Quote every line as given.

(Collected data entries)
=======
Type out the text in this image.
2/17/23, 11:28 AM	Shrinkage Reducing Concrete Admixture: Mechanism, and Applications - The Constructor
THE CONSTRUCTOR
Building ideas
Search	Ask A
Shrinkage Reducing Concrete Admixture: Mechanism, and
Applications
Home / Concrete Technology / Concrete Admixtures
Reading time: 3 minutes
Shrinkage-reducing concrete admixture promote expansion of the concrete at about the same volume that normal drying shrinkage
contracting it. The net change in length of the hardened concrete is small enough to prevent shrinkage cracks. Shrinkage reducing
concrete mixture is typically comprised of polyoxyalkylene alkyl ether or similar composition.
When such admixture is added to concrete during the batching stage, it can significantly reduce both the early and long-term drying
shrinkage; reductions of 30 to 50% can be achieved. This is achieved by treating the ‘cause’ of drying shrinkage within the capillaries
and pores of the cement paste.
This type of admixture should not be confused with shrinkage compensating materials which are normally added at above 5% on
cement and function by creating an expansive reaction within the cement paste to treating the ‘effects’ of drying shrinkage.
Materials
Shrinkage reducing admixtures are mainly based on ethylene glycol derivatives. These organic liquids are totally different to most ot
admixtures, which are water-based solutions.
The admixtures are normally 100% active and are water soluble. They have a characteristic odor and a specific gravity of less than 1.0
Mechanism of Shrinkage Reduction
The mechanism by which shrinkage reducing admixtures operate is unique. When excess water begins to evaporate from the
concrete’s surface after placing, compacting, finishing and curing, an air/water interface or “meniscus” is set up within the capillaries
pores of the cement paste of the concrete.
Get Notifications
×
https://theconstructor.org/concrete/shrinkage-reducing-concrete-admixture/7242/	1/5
=======
#### TASK SOLUTION:
Type out the text in this image.
2/17/23, 11:28 AM	Shrinkage Reducing Concrete Admixture: Mechanism, and Applications - The Constructor
THE CONSTRUCTOR
Building ideas
Search	Ask A
Shrinkage Reducing Concrete Admixture: Mechanism, and
Applications
Home / Concrete Technology / Concrete Admixtures
Reading time: 3 minutes
Shrinkage-reducing concrete admixture promote expansion of the concrete at about the same volume that normal drying shrinkage
contracting it. The net change in length of the hardened concrete is small enough to prevent shrinkage cracks. Shrinkage reducing
concrete mixture is typically comprised of polyoxyalkylene alkyl ether or similar composition.
When such admixture is added to concrete during the batching stage, it can significantly reduce both the early and long-term drying
shrinkage; reductions of 30 to 50% can be achieved. This is achieved by treating the ‘cause’ of drying shrinkage within the capillaries
and pores of the cement paste.
This type of admixture should not be confused with shrinkage compensating materials which are normally added at above 5% on
cement and function by creating an expansive reaction within the cement paste to treating the ‘effects’ of drying shrinkage.
Materials
Shrinkage reducing admixtures are mainly based on ethylene glycol derivatives. These organic liquids are totally different to most ot
admixtures, which are water-based solutions.
The admixtures are normally 100% active and are water soluble. They have a characteristic odor and a specific gravity of less than 1.0
Mechanism of Shrinkage Reduction
The mechanism by which shrinkage reducing admixtures operate is unique. When excess water begins to evaporate from the
concrete’s surface after placing, compacting, finishing and curing, an air/water interface or “meniscus” is set up within the capillaries
pores of the cement paste of the concrete.
Get Notifications
×
https://theconstructor.org/concrete/shrinkage-reducing-concrete-admixture/7242/	1/5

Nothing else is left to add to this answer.